§ Exercise aim
Read the material below and tally how many lines hold the word "name", giving the number and nothing else.
-- Begin --
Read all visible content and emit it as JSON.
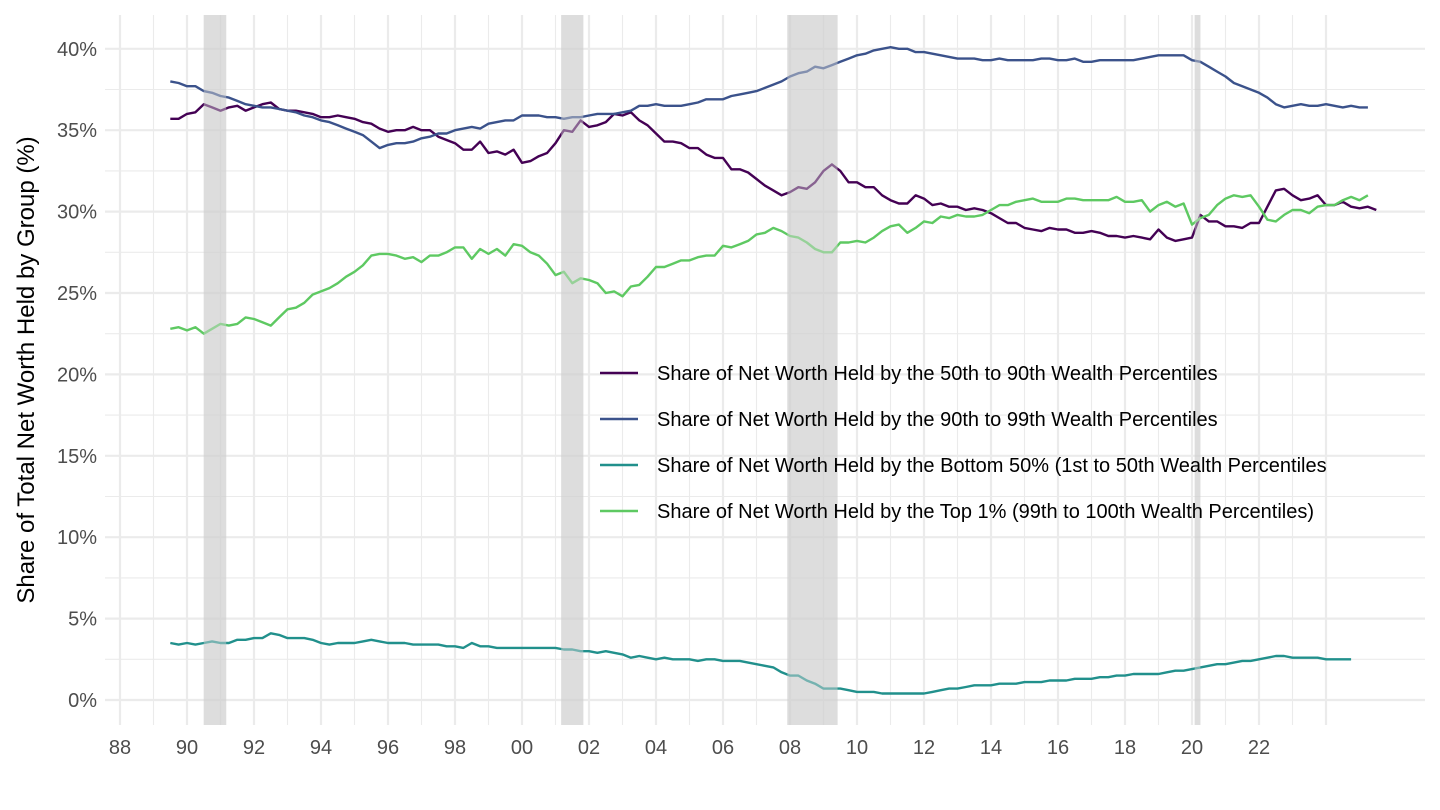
{
  "chart_data": {
    "type": "line",
    "title": "",
    "xlabel": "",
    "ylabel": "Share of Total Net Worth Held by Group (%)",
    "xlim": [
      1987.5,
      2026.9
    ],
    "ylim": [
      -1.5,
      42
    ],
    "grid": true,
    "legend_position": "center-right",
    "x_ticks": [
      1988,
      1990,
      1992,
      1994,
      1996,
      1998,
      2000,
      2002,
      2004,
      2006,
      2008,
      2010,
      2012,
      2014,
      2016,
      2018,
      2020,
      2022
    ],
    "x_tick_labels": [
      "88",
      "90",
      "92",
      "94",
      "96",
      "98",
      "00",
      "02",
      "04",
      "06",
      "08",
      "10",
      "12",
      "14",
      "16",
      "18",
      "20",
      "22"
    ],
    "y_ticks": [
      0,
      5,
      10,
      15,
      20,
      25,
      30,
      35,
      40
    ],
    "y_tick_labels": [
      "0%",
      "5%",
      "10%",
      "15%",
      "20%",
      "25%",
      "30%",
      "35%",
      "40%"
    ],
    "recessions": [
      {
        "start": 1990.5,
        "end": 1991.17
      },
      {
        "start": 2001.17,
        "end": 2001.83
      },
      {
        "start": 2007.92,
        "end": 2009.42
      },
      {
        "start": 2020.08,
        "end": 2020.25
      }
    ],
    "x_start": 1989.5,
    "x_step": 0.25,
    "series": [
      {
        "name": "Share of Net Worth Held by the 50th to 90th Wealth Percentiles",
        "color": "#440154",
        "values": [
          35.7,
          35.7,
          36.0,
          36.1,
          36.6,
          36.4,
          36.2,
          36.4,
          36.5,
          36.2,
          36.4,
          36.6,
          36.7,
          36.3,
          36.2,
          36.2,
          36.1,
          36.0,
          35.8,
          35.8,
          35.9,
          35.8,
          35.7,
          35.5,
          35.4,
          35.1,
          34.9,
          35.0,
          35.0,
          35.2,
          35.0,
          35.0,
          34.6,
          34.4,
          34.2,
          33.8,
          33.8,
          34.3,
          33.6,
          33.7,
          33.5,
          33.8,
          33.0,
          33.1,
          33.4,
          33.6,
          34.2,
          35.0,
          34.9,
          35.6,
          35.2,
          35.3,
          35.5,
          36.0,
          35.9,
          36.1,
          35.6,
          35.3,
          34.8,
          34.3,
          34.3,
          34.2,
          33.9,
          33.9,
          33.5,
          33.3,
          33.3,
          32.6,
          32.6,
          32.4,
          32.0,
          31.6,
          31.3,
          31.0,
          31.2,
          31.5,
          31.4,
          31.8,
          32.5,
          32.9,
          32.5,
          31.8,
          31.8,
          31.5,
          31.5,
          31.0,
          30.7,
          30.5,
          30.5,
          31.0,
          30.8,
          30.4,
          30.5,
          30.3,
          30.3,
          30.1,
          30.2,
          30.1,
          29.9,
          29.6,
          29.3,
          29.3,
          29.0,
          28.9,
          28.8,
          29.0,
          28.9,
          28.9,
          28.7,
          28.7,
          28.8,
          28.7,
          28.5,
          28.5,
          28.4,
          28.5,
          28.4,
          28.3,
          28.9,
          28.4,
          28.2,
          28.3,
          28.4,
          29.8,
          29.4,
          29.4,
          29.1,
          29.1,
          29.0,
          29.3,
          29.3,
          30.3,
          31.3,
          31.4,
          31.0,
          30.7,
          30.8,
          31.0,
          30.4,
          30.4,
          30.6,
          30.3,
          30.2,
          30.3,
          30.1
        ]
      },
      {
        "name": "Share of Net Worth Held by the 90th to 99th Wealth Percentiles",
        "color": "#3b528b",
        "values": [
          38.0,
          37.9,
          37.7,
          37.7,
          37.4,
          37.3,
          37.1,
          37.0,
          36.8,
          36.6,
          36.5,
          36.4,
          36.4,
          36.3,
          36.2,
          36.1,
          35.9,
          35.8,
          35.6,
          35.5,
          35.3,
          35.1,
          34.9,
          34.7,
          34.3,
          33.9,
          34.1,
          34.2,
          34.2,
          34.3,
          34.5,
          34.6,
          34.8,
          34.8,
          35.0,
          35.1,
          35.2,
          35.1,
          35.4,
          35.5,
          35.6,
          35.6,
          35.9,
          35.9,
          35.9,
          35.8,
          35.8,
          35.7,
          35.8,
          35.8,
          35.9,
          36.0,
          36.0,
          36.0,
          36.1,
          36.2,
          36.5,
          36.5,
          36.6,
          36.5,
          36.5,
          36.5,
          36.6,
          36.7,
          36.9,
          36.9,
          36.9,
          37.1,
          37.2,
          37.3,
          37.4,
          37.6,
          37.8,
          38.0,
          38.3,
          38.5,
          38.6,
          38.9,
          38.8,
          39.0,
          39.2,
          39.4,
          39.6,
          39.7,
          39.9,
          40.0,
          40.1,
          40.0,
          40.0,
          39.8,
          39.8,
          39.7,
          39.6,
          39.5,
          39.4,
          39.4,
          39.4,
          39.3,
          39.3,
          39.4,
          39.3,
          39.3,
          39.3,
          39.3,
          39.4,
          39.4,
          39.3,
          39.3,
          39.4,
          39.2,
          39.2,
          39.3,
          39.3,
          39.3,
          39.3,
          39.3,
          39.4,
          39.5,
          39.6,
          39.6,
          39.6,
          39.6,
          39.3,
          39.2,
          38.9,
          38.6,
          38.3,
          37.9,
          37.7,
          37.5,
          37.3,
          37.0,
          36.6,
          36.4,
          36.5,
          36.6,
          36.5,
          36.5,
          36.6,
          36.5,
          36.4,
          36.5,
          36.4,
          36.4
        ]
      },
      {
        "name": "Share of Net Worth Held by the Bottom 50% (1st to 50th Wealth Percentiles",
        "color": "#21908c",
        "values": [
          3.5,
          3.4,
          3.5,
          3.4,
          3.5,
          3.6,
          3.5,
          3.5,
          3.7,
          3.7,
          3.8,
          3.8,
          4.1,
          4.0,
          3.8,
          3.8,
          3.8,
          3.7,
          3.5,
          3.4,
          3.5,
          3.5,
          3.5,
          3.6,
          3.7,
          3.6,
          3.5,
          3.5,
          3.5,
          3.4,
          3.4,
          3.4,
          3.4,
          3.3,
          3.3,
          3.2,
          3.5,
          3.3,
          3.3,
          3.2,
          3.2,
          3.2,
          3.2,
          3.2,
          3.2,
          3.2,
          3.2,
          3.1,
          3.1,
          3.0,
          3.0,
          2.9,
          3.0,
          2.9,
          2.8,
          2.6,
          2.7,
          2.6,
          2.5,
          2.6,
          2.5,
          2.5,
          2.5,
          2.4,
          2.5,
          2.5,
          2.4,
          2.4,
          2.4,
          2.3,
          2.2,
          2.1,
          2.0,
          1.7,
          1.5,
          1.5,
          1.2,
          1.0,
          0.7,
          0.7,
          0.7,
          0.6,
          0.5,
          0.5,
          0.5,
          0.4,
          0.4,
          0.4,
          0.4,
          0.4,
          0.4,
          0.5,
          0.6,
          0.7,
          0.7,
          0.8,
          0.9,
          0.9,
          0.9,
          1.0,
          1.0,
          1.0,
          1.1,
          1.1,
          1.1,
          1.2,
          1.2,
          1.2,
          1.3,
          1.3,
          1.3,
          1.4,
          1.4,
          1.5,
          1.5,
          1.6,
          1.6,
          1.6,
          1.6,
          1.7,
          1.8,
          1.8,
          1.9,
          2.0,
          2.1,
          2.2,
          2.2,
          2.3,
          2.4,
          2.4,
          2.5,
          2.6,
          2.7,
          2.7,
          2.6,
          2.6,
          2.6,
          2.6,
          2.5,
          2.5,
          2.5,
          2.5
        ]
      },
      {
        "name": "Share of Net Worth Held by the Top 1% (99th to 100th Wealth Percentiles)",
        "color": "#5ec962",
        "values": [
          22.8,
          22.9,
          22.7,
          22.9,
          22.5,
          22.8,
          23.1,
          23.0,
          23.1,
          23.5,
          23.4,
          23.2,
          23.0,
          23.5,
          24.0,
          24.1,
          24.4,
          24.9,
          25.1,
          25.3,
          25.6,
          26.0,
          26.3,
          26.7,
          27.3,
          27.4,
          27.4,
          27.3,
          27.1,
          27.2,
          26.9,
          27.3,
          27.3,
          27.5,
          27.8,
          27.8,
          27.1,
          27.7,
          27.4,
          27.7,
          27.3,
          28.0,
          27.9,
          27.5,
          27.3,
          26.8,
          26.1,
          26.3,
          25.6,
          25.9,
          25.8,
          25.6,
          25.0,
          25.1,
          24.8,
          25.4,
          25.5,
          26.0,
          26.6,
          26.6,
          26.8,
          27.0,
          27.0,
          27.2,
          27.3,
          27.3,
          27.9,
          27.8,
          28.0,
          28.2,
          28.6,
          28.7,
          29.0,
          28.8,
          28.5,
          28.4,
          28.1,
          27.7,
          27.5,
          27.5,
          28.1,
          28.1,
          28.2,
          28.1,
          28.4,
          28.8,
          29.1,
          29.2,
          28.7,
          29.0,
          29.4,
          29.3,
          29.7,
          29.6,
          29.8,
          29.7,
          29.7,
          29.8,
          30.1,
          30.4,
          30.4,
          30.6,
          30.7,
          30.8,
          30.6,
          30.6,
          30.6,
          30.8,
          30.8,
          30.7,
          30.7,
          30.7,
          30.7,
          30.9,
          30.6,
          30.6,
          30.7,
          30.0,
          30.4,
          30.6,
          30.3,
          30.5,
          29.2,
          29.6,
          29.8,
          30.4,
          30.8,
          31.0,
          30.9,
          31.0,
          30.3,
          29.5,
          29.4,
          29.8,
          30.1,
          30.1,
          29.9,
          30.3,
          30.4,
          30.4,
          30.7,
          30.9,
          30.7,
          31.0
        ]
      }
    ]
  }
}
-- End --
§ Solution
4